--- BEGIN Records for this task ---

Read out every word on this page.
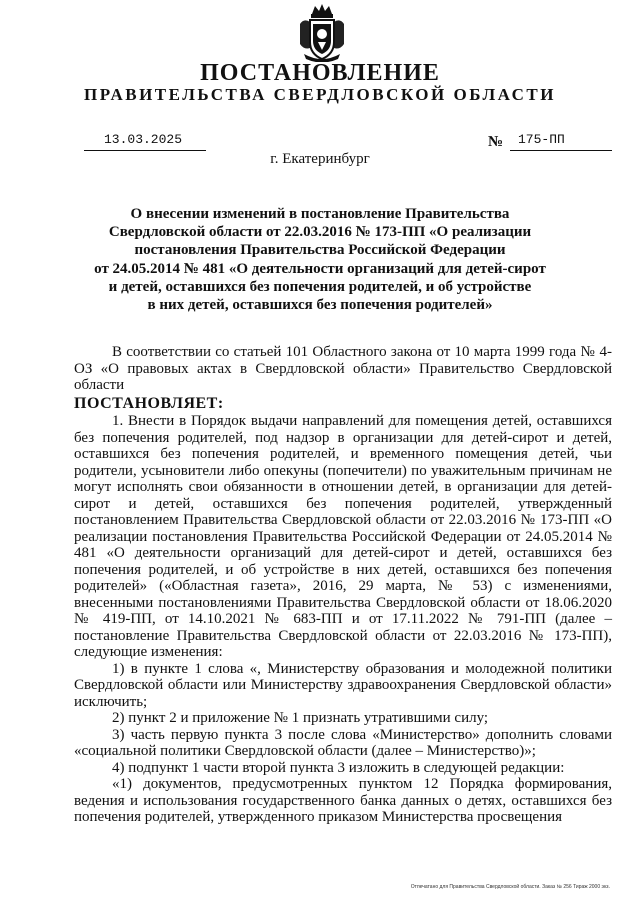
ПОСТАНОВЛЕНИЕ
ПРАВИТЕЛЬСТВА СВЕРДЛОВСКОЙ ОБЛАСТИ
13.03.2025	№ 175-ПП
г. Екатеринбург
О внесении изменений в постановление Правительства
Свердловской области от 22.03.2016 № 173-ПП «О реализации
постановления Правительства Российской Федерации
от 24.05.2014 № 481 «О деятельности организаций для детей-сирот
и детей, оставшихся без попечения родителей, и об устройстве
в них детей, оставшихся без попечения родителей»

В соответствии со статьей 101 Областного закона от 10 марта 1999 года № 4-ОЗ «О правовых актах в Свердловской области» Правительство Свердловской области

ПОСТАНОВЛЯЕТ:

1. Внести в Порядок выдачи направлений для помещения детей, оставшихся без попечения родителей, под надзор в организации для детей-сирот и детей, оставшихся без попечения родителей, и временного помещения детей, чьи родители, усыновители либо опекуны (попечители) по уважительным причинам не могут исполнять свои обязанности в отношении детей, в организации для детей-сирот и детей, оставшихся без попечения родителей, утвержденный постановлением Правительства Свердловской области от 22.03.2016 № 173-ПП «О реализации постановления Правительства Российской Федерации от 24.05.2014 № 481 «О деятельности организаций для детей-сирот и детей, оставшихся без попечения родителей, и об устройстве в них детей, оставшихся без попечения родителей» («Областная газета», 2016, 29 марта, № 53) с изменениями, внесенными постановлениями Правительства Свердловской области от 18.06.2020 № 419-ПП, от 14.10.2021 № 683-ПП и от 17.11.2022 № 791-ПП (далее – постановление Правительства Свердловской области от 22.03.2016 № 173-ПП), следующие изменения:

1) в пункте 1 слова «, Министерству образования и молодежной политики Свердловской области или Министерству здравоохранения Свердловской области» исключить;

2) пункт 2 и приложение № 1 признать утратившими силу;

3) часть первую пункта 3 после слова «Министерство» дополнить словами «социальной политики Свердловской области (далее – Министерство)»;

4) подпункт 1 части второй пункта 3 изложить в следующей редакции:

«1) документов, предусмотренных пунктом 12 Порядка формирования, ведения и использования государственного банка данных о детях, оставшихся без попечения родителей, утвержденного приказом Министерства просвещения

Отпечатано для Правительства Свердловской области. Заказ № 256 Тираж 2000 экз.
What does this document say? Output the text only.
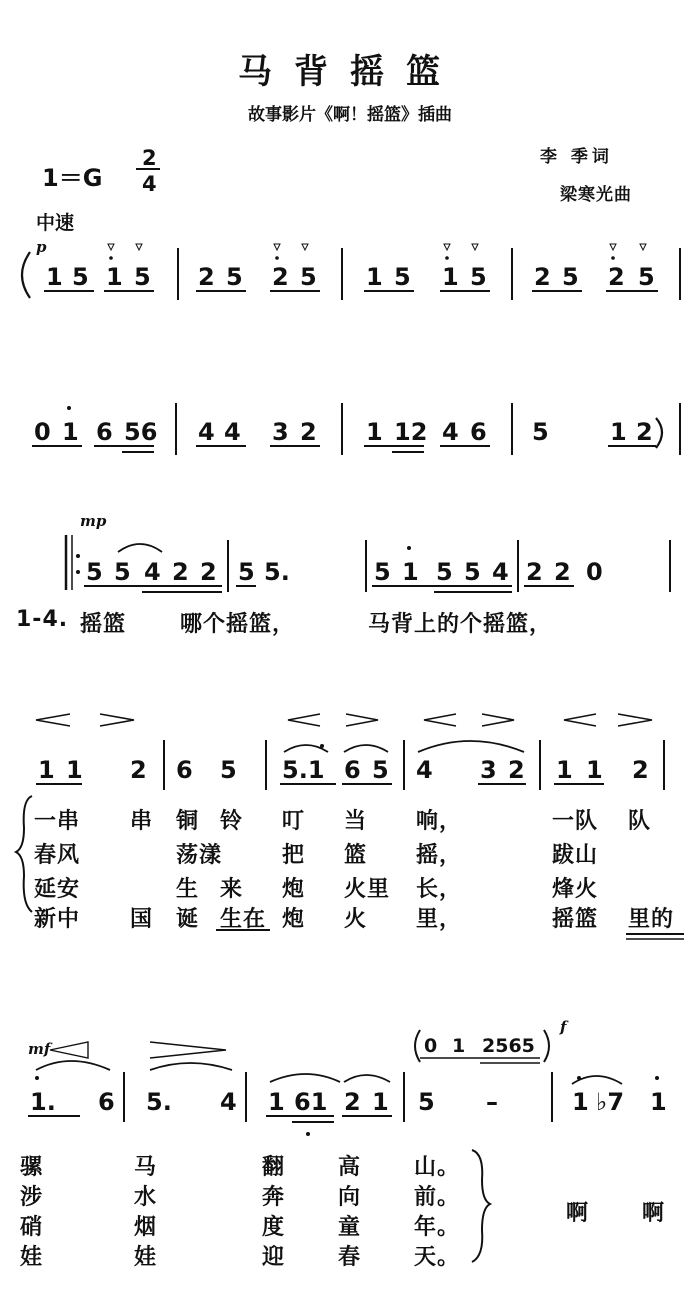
马背摇篮
故事影片《啊！摇篮》插曲
李 季词
梁寒光曲
1＝G
2
4
中速
p
mp
mf
f
1 5 1 5 2 5 2 5 1 5 1 5 2 5 2 5
0 1 6 56 4 4 3 2 1 12 4 6 5	1 2
5 5 4 2 2 5 5.	5 1 5 5 4 2 2 0
1 1 2 6 5 5.1 6 5 4 3 2 1 1 2
1. 6 5. 4 1 61 2 1 5 –	1 ♭7 1
0 1 2565
1-4. 摇篮 哪个摇篮，	马背上的个摇篮，
一串 串 铜 铃 叮 当 响，	一队 队
春风	荡漾	把 篮 摇，	跋山
延安	生 来 炮 火里 长，	烽火
新中 国 诞 生在 炮 火 里，	摇篮 里的
骡	马	翻 高 山。
涉	水	奔 向 前。
硝	烟	度 童 年。
娃	娃	迎 春 天。
啊 啊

--- END Records for this task ---

__Task prompt__
Beginning at the line that contains "What does this", retype each line of the data above through the very last one. Do not retype the pictures.

__Task solution__
What does this document say? Output the text only.
马背摇篮
故事影片《啊！摇篮》插曲
李 季词
梁寒光曲
1＝G
2
4
中速
p
mp
mf
f
1 5 1 5 2 5 2 5 1 5 1 5 2 5 2 5
0 1 6 56 4 4 3 2 1 12 4 6 5	1 2
5 5 4 2 2 5 5.	5 1 5 5 4 2 2 0
1 1 2 6 5 5.1 6 5 4 3 2 1 1 2
1. 6 5. 4 1 61 2 1 5 –	1 ♭7 1
0 1 2565
1-4. 摇篮 哪个摇篮，	马背上的个摇篮，
一串 串 铜 铃 叮 当 响，	一队 队
春风	荡漾	把 篮 摇，	跋山
延安	生 来 炮 火里 长，	烽火
新中 国 诞 生在 炮 火 里，	摇篮 里的
骡	马	翻 高 山。
涉	水	奔 向 前。
硝	烟	度 童 年。
娃	娃	迎 春 天。
啊 啊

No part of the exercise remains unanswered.